[What is asked]: Reproduce every line of the material below verbatim, omitting the pictures.

== Material to process ==

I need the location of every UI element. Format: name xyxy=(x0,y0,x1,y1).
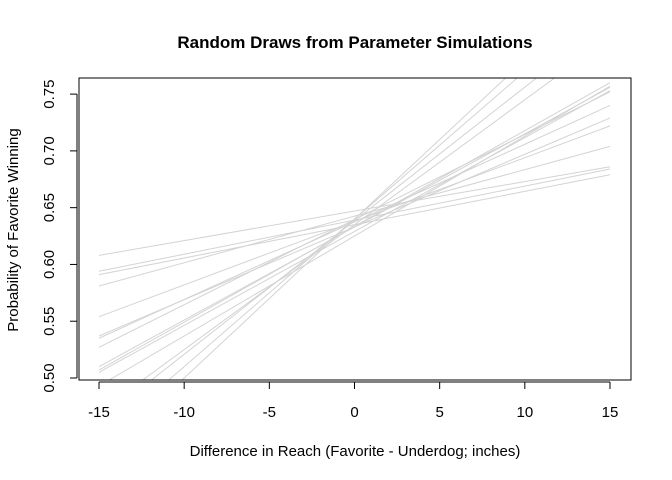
x-tick-label: 5 xyxy=(435,404,443,421)
y-tick-label: 0.65 xyxy=(41,193,58,222)
plot-frame xyxy=(78,77,632,381)
x-tick-label: -10 xyxy=(173,404,195,421)
y-tick-label: 0.70 xyxy=(41,136,58,165)
x-tick-label: 15 xyxy=(602,404,619,421)
simulation-line-16 xyxy=(181,78,507,380)
simulation-line-10 xyxy=(98,82,611,371)
simulation-line-7 xyxy=(98,105,611,339)
series-lines xyxy=(98,78,611,380)
x-tick-label: 0 xyxy=(350,404,358,421)
x-tick-label: -5 xyxy=(263,404,276,421)
y-tick-label: 0.60 xyxy=(41,250,58,279)
y-tick-label: 0.50 xyxy=(41,363,58,392)
x-axis-label: Difference in Reach (Favorite - Underdog… xyxy=(190,443,521,460)
chart-title: Random Draws from Parameter Simulations xyxy=(177,33,532,52)
x-tick-label: -15 xyxy=(88,404,110,421)
x-axis: -15 -10 -5 0 5 10 15 xyxy=(88,381,619,421)
y-axis-label: Probability of Favorite Winning xyxy=(5,128,22,331)
simulation-line-12 xyxy=(108,85,611,380)
simulation-line-1 xyxy=(98,166,611,256)
simulation-line-4 xyxy=(98,145,611,287)
simulation-line-14 xyxy=(150,78,538,380)
simulation-line-13 xyxy=(141,78,556,380)
y-tick-label: 0.55 xyxy=(41,307,58,336)
y-axis: 0.50 0.55 0.60 0.65 0.70 0.75 xyxy=(41,79,78,393)
simulation-line-11 xyxy=(98,90,611,373)
x-tick-label: 10 xyxy=(516,404,533,421)
y-tick-label: 0.75 xyxy=(41,79,58,108)
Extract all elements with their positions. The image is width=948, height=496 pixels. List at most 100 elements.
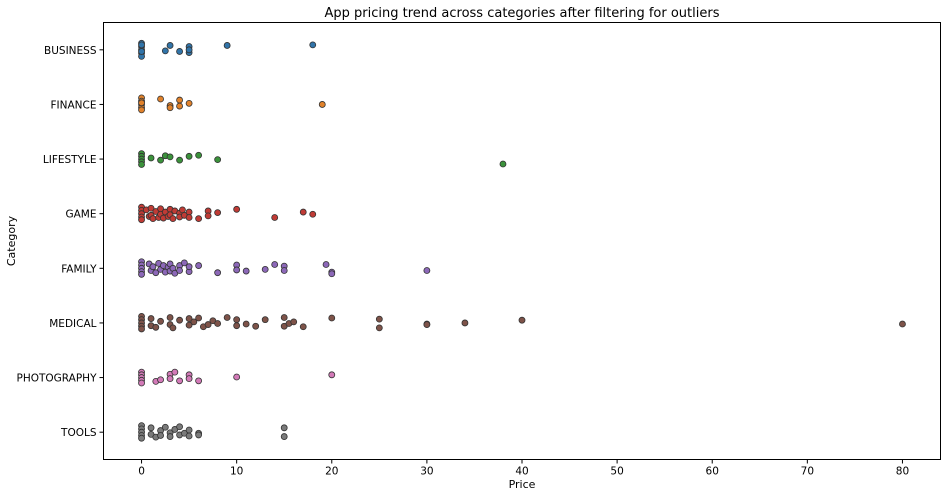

===

[Answer to the task]:
I need the location of every UI element. Format: name xyxy=(x0,y0,x1,y1).
x-tick-label: 5 xyxy=(435,404,443,421)
y-tick-label: 0.65 xyxy=(41,193,58,222)
plot-frame xyxy=(78,77,632,381)
x-tick-label: -10 xyxy=(173,404,195,421)
y-tick-label: 0.70 xyxy=(41,136,58,165)
x-tick-label: 15 xyxy=(602,404,619,421)
simulation-line-16 xyxy=(181,78,507,380)
simulation-line-10 xyxy=(98,82,611,371)
simulation-line-7 xyxy=(98,105,611,339)
series-lines xyxy=(98,78,611,380)
x-tick-label: 0 xyxy=(350,404,358,421)
x-tick-label: -5 xyxy=(263,404,276,421)
y-tick-label: 0.60 xyxy=(41,250,58,279)
y-tick-label: 0.50 xyxy=(41,363,58,392)
x-axis-label: Difference in Reach (Favorite - Underdog… xyxy=(190,443,521,460)
chart-title: Random Draws from Parameter Simulations xyxy=(177,33,532,52)
x-tick-label: -15 xyxy=(88,404,110,421)
x-axis: -15 -10 -5 0 5 10 15 xyxy=(88,381,619,421)
y-axis-label: Probability of Favorite Winning xyxy=(5,128,22,331)
simulation-line-12 xyxy=(108,85,611,380)
simulation-line-1 xyxy=(98,166,611,256)
simulation-line-4 xyxy=(98,145,611,287)
simulation-line-14 xyxy=(150,78,538,380)
simulation-line-13 xyxy=(141,78,556,380)
y-tick-label: 0.55 xyxy=(41,307,58,336)
y-axis: 0.50 0.55 0.60 0.65 0.70 0.75 xyxy=(41,79,78,393)
simulation-line-11 xyxy=(98,90,611,373)
x-tick-label: 10 xyxy=(516,404,533,421)
y-tick-label: 0.75 xyxy=(41,79,58,108)
Extract all elements with their positions. The image is width=948, height=496 pixels. List at most 100 elements.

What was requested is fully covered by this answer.